(Dataset items)
▼
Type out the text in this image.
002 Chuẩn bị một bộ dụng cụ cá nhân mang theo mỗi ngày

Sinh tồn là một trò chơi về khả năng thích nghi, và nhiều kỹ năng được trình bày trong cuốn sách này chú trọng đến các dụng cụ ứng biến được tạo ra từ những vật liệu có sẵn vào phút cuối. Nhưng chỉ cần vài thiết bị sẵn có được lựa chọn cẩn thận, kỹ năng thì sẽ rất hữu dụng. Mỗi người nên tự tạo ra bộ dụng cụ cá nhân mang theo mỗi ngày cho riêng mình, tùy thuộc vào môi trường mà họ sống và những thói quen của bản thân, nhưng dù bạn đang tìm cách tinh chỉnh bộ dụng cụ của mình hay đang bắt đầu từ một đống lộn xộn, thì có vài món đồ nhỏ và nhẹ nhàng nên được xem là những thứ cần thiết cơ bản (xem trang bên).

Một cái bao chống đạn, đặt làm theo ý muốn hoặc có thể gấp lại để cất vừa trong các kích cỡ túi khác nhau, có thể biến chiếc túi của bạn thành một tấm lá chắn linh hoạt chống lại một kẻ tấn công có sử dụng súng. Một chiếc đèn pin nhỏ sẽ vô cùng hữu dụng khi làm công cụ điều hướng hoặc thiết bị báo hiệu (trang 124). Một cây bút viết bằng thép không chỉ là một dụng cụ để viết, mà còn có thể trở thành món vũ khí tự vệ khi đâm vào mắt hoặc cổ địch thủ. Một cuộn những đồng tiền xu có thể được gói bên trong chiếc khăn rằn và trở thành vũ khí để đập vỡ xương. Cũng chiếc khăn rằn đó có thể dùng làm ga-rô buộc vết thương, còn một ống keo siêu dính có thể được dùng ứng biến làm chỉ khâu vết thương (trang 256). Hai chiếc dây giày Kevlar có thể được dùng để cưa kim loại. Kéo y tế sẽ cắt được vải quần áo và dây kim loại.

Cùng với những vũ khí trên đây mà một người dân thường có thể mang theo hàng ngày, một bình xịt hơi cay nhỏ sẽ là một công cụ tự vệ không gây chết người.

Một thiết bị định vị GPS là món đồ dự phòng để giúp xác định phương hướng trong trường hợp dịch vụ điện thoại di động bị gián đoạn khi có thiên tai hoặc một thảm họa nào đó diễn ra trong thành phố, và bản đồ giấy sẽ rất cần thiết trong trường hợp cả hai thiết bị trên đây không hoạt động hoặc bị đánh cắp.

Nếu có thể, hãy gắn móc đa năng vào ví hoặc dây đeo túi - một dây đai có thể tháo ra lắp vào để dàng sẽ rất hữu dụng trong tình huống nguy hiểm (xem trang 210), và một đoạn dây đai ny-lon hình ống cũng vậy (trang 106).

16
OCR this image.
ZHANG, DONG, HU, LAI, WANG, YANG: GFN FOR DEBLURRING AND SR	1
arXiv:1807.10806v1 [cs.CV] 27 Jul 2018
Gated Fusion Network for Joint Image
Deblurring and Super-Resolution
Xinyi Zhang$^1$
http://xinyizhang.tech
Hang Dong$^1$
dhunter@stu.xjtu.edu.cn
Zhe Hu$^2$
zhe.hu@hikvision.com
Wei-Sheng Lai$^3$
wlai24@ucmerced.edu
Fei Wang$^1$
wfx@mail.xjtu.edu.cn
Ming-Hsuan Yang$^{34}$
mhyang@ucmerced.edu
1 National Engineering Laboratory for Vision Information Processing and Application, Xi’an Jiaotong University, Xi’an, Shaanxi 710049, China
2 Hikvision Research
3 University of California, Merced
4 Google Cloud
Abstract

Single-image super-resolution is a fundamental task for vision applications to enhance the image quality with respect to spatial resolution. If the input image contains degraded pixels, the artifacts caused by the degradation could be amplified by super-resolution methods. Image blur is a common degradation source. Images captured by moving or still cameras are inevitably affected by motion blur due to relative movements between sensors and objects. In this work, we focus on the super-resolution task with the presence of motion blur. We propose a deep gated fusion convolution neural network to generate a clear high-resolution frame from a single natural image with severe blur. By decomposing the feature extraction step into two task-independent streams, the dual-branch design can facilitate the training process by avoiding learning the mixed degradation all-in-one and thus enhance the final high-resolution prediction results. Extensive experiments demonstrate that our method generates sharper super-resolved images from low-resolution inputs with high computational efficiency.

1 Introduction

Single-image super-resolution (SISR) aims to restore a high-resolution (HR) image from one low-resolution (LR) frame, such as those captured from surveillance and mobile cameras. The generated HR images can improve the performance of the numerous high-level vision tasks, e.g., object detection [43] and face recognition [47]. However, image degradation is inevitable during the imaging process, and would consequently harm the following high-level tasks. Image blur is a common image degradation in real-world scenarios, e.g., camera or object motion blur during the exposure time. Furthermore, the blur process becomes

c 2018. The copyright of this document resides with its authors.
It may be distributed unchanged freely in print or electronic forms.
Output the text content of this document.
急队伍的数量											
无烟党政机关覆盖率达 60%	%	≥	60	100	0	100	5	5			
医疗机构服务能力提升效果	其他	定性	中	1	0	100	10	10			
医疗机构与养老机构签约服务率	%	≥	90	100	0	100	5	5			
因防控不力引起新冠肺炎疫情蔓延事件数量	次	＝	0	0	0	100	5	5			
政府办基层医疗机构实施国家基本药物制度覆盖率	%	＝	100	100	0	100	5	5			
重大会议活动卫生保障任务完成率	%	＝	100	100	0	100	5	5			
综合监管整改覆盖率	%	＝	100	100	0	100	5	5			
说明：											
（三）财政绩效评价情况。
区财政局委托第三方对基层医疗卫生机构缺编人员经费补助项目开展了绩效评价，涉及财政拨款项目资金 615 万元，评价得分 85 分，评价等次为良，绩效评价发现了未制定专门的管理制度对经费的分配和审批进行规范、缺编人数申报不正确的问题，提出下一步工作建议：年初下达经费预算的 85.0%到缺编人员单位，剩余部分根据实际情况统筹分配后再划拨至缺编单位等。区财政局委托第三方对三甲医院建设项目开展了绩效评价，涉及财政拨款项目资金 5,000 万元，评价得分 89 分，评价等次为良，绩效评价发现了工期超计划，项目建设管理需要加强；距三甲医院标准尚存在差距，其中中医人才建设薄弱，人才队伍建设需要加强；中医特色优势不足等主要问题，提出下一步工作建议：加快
▲
● **What the exercise asks**
Write down all the entries again without a single difference.

● **Written reply**
Type out the text in this image.
002 Chuẩn bị một bộ dụng cụ cá nhân mang theo mỗi ngày

Sinh tồn là một trò chơi về khả năng thích nghi, và nhiều kỹ năng được trình bày trong cuốn sách này chú trọng đến các dụng cụ ứng biến được tạo ra từ những vật liệu có sẵn vào phút cuối. Nhưng chỉ cần vài thiết bị sẵn có được lựa chọn cẩn thận, kỹ năng thì sẽ rất hữu dụng. Mỗi người nên tự tạo ra bộ dụng cụ cá nhân mang theo mỗi ngày cho riêng mình, tùy thuộc vào môi trường mà họ sống và những thói quen của bản thân, nhưng dù bạn đang tìm cách tinh chỉnh bộ dụng cụ của mình hay đang bắt đầu từ một đống lộn xộn, thì có vài món đồ nhỏ và nhẹ nhàng nên được xem là những thứ cần thiết cơ bản (xem trang bên).

Một cái bao chống đạn, đặt làm theo ý muốn hoặc có thể gấp lại để cất vừa trong các kích cỡ túi khác nhau, có thể biến chiếc túi của bạn thành một tấm lá chắn linh hoạt chống lại một kẻ tấn công có sử dụng súng. Một chiếc đèn pin nhỏ sẽ vô cùng hữu dụng khi làm công cụ điều hướng hoặc thiết bị báo hiệu (trang 124). Một cây bút viết bằng thép không chỉ là một dụng cụ để viết, mà còn có thể trở thành món vũ khí tự vệ khi đâm vào mắt hoặc cổ địch thủ. Một cuộn những đồng tiền xu có thể được gói bên trong chiếc khăn rằn và trở thành vũ khí để đập vỡ xương. Cũng chiếc khăn rằn đó có thể dùng làm ga-rô buộc vết thương, còn một ống keo siêu dính có thể được dùng ứng biến làm chỉ khâu vết thương (trang 256). Hai chiếc dây giày Kevlar có thể được dùng để cưa kim loại. Kéo y tế sẽ cắt được vải quần áo và dây kim loại.

Cùng với những vũ khí trên đây mà một người dân thường có thể mang theo hàng ngày, một bình xịt hơi cay nhỏ sẽ là một công cụ tự vệ không gây chết người.

Một thiết bị định vị GPS là món đồ dự phòng để giúp xác định phương hướng trong trường hợp dịch vụ điện thoại di động bị gián đoạn khi có thiên tai hoặc một thảm họa nào đó diễn ra trong thành phố, và bản đồ giấy sẽ rất cần thiết trong trường hợp cả hai thiết bị trên đây không hoạt động hoặc bị đánh cắp.

Nếu có thể, hãy gắn móc đa năng vào ví hoặc dây đeo túi - một dây đai có thể tháo ra lắp vào để dàng sẽ rất hữu dụng trong tình huống nguy hiểm (xem trang 210), và một đoạn dây đai ny-lon hình ống cũng vậy (trang 106).

16
OCR this image.
ZHANG, DONG, HU, LAI, WANG, YANG: GFN FOR DEBLURRING AND SR	1
arXiv:1807.10806v1 [cs.CV] 27 Jul 2018
Gated Fusion Network for Joint Image
Deblurring and Super-Resolution
Xinyi Zhang$^1$
http://xinyizhang.tech
Hang Dong$^1$
dhunter@stu.xjtu.edu.cn
Zhe Hu$^2$
zhe.hu@hikvision.com
Wei-Sheng Lai$^3$
wlai24@ucmerced.edu
Fei Wang$^1$
wfx@mail.xjtu.edu.cn
Ming-Hsuan Yang$^{34}$
mhyang@ucmerced.edu
1 National Engineering Laboratory for Vision Information Processing and Application, Xi’an Jiaotong University, Xi’an, Shaanxi 710049, China
2 Hikvision Research
3 University of California, Merced
4 Google Cloud
Abstract

Single-image super-resolution is a fundamental task for vision applications to enhance the image quality with respect to spatial resolution. If the input image contains degraded pixels, the artifacts caused by the degradation could be amplified by super-resolution methods. Image blur is a common degradation source. Images captured by moving or still cameras are inevitably affected by motion blur due to relative movements between sensors and objects. In this work, we focus on the super-resolution task with the presence of motion blur. We propose a deep gated fusion convolution neural network to generate a clear high-resolution frame from a single natural image with severe blur. By decomposing the feature extraction step into two task-independent streams, the dual-branch design can facilitate the training process by avoiding learning the mixed degradation all-in-one and thus enhance the final high-resolution prediction results. Extensive experiments demonstrate that our method generates sharper super-resolved images from low-resolution inputs with high computational efficiency.

1 Introduction

Single-image super-resolution (SISR) aims to restore a high-resolution (HR) image from one low-resolution (LR) frame, such as those captured from surveillance and mobile cameras. The generated HR images can improve the performance of the numerous high-level vision tasks, e.g., object detection [43] and face recognition [47]. However, image degradation is inevitable during the imaging process, and would consequently harm the following high-level tasks. Image blur is a common image degradation in real-world scenarios, e.g., camera or object motion blur during the exposure time. Furthermore, the blur process becomes

c 2018. The copyright of this document resides with its authors.
It may be distributed unchanged freely in print or electronic forms.
Output the text content of this document.
急队伍的数量											
无烟党政机关覆盖率达 60%	%	≥	60	100	0	100	5	5			
医疗机构服务能力提升效果	其他	定性	中	1	0	100	10	10			
医疗机构与养老机构签约服务率	%	≥	90	100	0	100	5	5			
因防控不力引起新冠肺炎疫情蔓延事件数量	次	＝	0	0	0	100	5	5			
政府办基层医疗机构实施国家基本药物制度覆盖率	%	＝	100	100	0	100	5	5			
重大会议活动卫生保障任务完成率	%	＝	100	100	0	100	5	5			
综合监管整改覆盖率	%	＝	100	100	0	100	5	5			
说明：											
（三）财政绩效评价情况。
区财政局委托第三方对基层医疗卫生机构缺编人员经费补助项目开展了绩效评价，涉及财政拨款项目资金 615 万元，评价得分 85 分，评价等次为良，绩效评价发现了未制定专门的管理制度对经费的分配和审批进行规范、缺编人数申报不正确的问题，提出下一步工作建议：年初下达经费预算的 85.0%到缺编人员单位，剩余部分根据实际情况统筹分配后再划拨至缺编单位等。区财政局委托第三方对三甲医院建设项目开展了绩效评价，涉及财政拨款项目资金 5,000 万元，评价得分 89 分，评价等次为良，绩效评价发现了工期超计划，项目建设管理需要加强；距三甲医院标准尚存在差距，其中中医人才建设薄弱，人才队伍建设需要加强；中医特色优势不足等主要问题，提出下一步工作建议：加快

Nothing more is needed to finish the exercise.